= What you need to do =
Skip the pictures and quote all of the lines exactly.

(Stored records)
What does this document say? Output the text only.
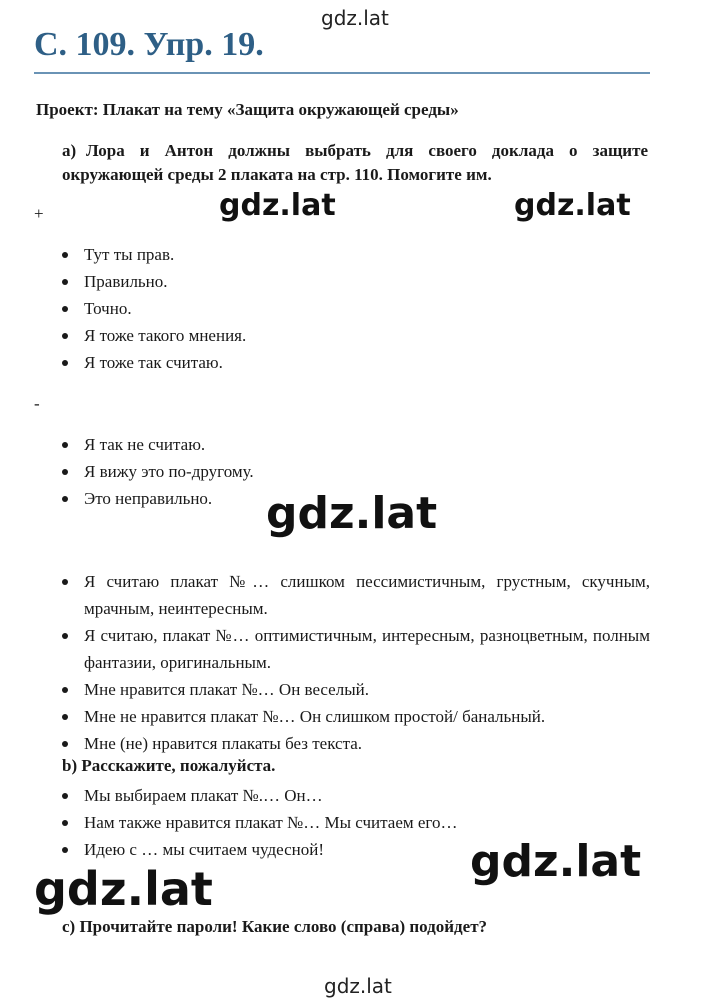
gdz.lat
С. 109. Упр. 19.
Проект: Плакат на тему «Защита окружающей среды»
a) Лора и Антон должны выбрать для своего доклада о защите окружающей среды 2 плаката на стр. 110. Помогите им.
gdz.lat	gdz.lat
+
Тут ты прав.
Правильно.
Точно.
Я тоже такого мнения.
Я тоже так считаю.
-
Я так не считаю.
Я вижу это по-другому.
Это неправильно.	gdz.lat
Я считаю плакат №… слишком пессимистичным, грустным, скучным, мрачным, неинтересным.
Я считаю, плакат №… оптимистичным, интересным, разноцветным, полным фантазии, оригинальным.
Мне нравится плакат №… Он веселый.
Мне не нравится плакат №… Он слишком простой/ банальный.
Мне (не) нравится плакаты без текста.
b) Расскажите, пожалуйста.
Мы выбираем плакат №.… Он…
Нам также нравится плакат №… Мы считаем его…
Идею с … мы считаем чудесной!	gdz.lat
gdz.lat
c) Прочитайте пароли! Какие слово (справа) подойдет?
gdz.lat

= Reply to the task =
What does this document say? Output the text only.
gdz.lat
С. 109. Упр. 19.
Проект: Плакат на тему «Защита окружающей среды»
a) Лора и Антон должны выбрать для своего доклада о защите окружающей среды 2 плаката на стр. 110. Помогите им.
gdz.lat	gdz.lat
+
Тут ты прав.
Правильно.
Точно.
Я тоже такого мнения.
Я тоже так считаю.
-
Я так не считаю.
Я вижу это по-другому.
Это неправильно.	gdz.lat
Я считаю плакат №… слишком пессимистичным, грустным, скучным, мрачным, неинтересным.
Я считаю, плакат №… оптимистичным, интересным, разноцветным, полным фантазии, оригинальным.
Мне нравится плакат №… Он веселый.
Мне не нравится плакат №… Он слишком простой/ банальный.
Мне (не) нравится плакаты без текста.
b) Расскажите, пожалуйста.
Мы выбираем плакат №.… Он…
Нам также нравится плакат №… Мы считаем его…
Идею с … мы считаем чудесной!	gdz.lat
gdz.lat
c) Прочитайте пароли! Какие слово (справа) подойдет?
gdz.lat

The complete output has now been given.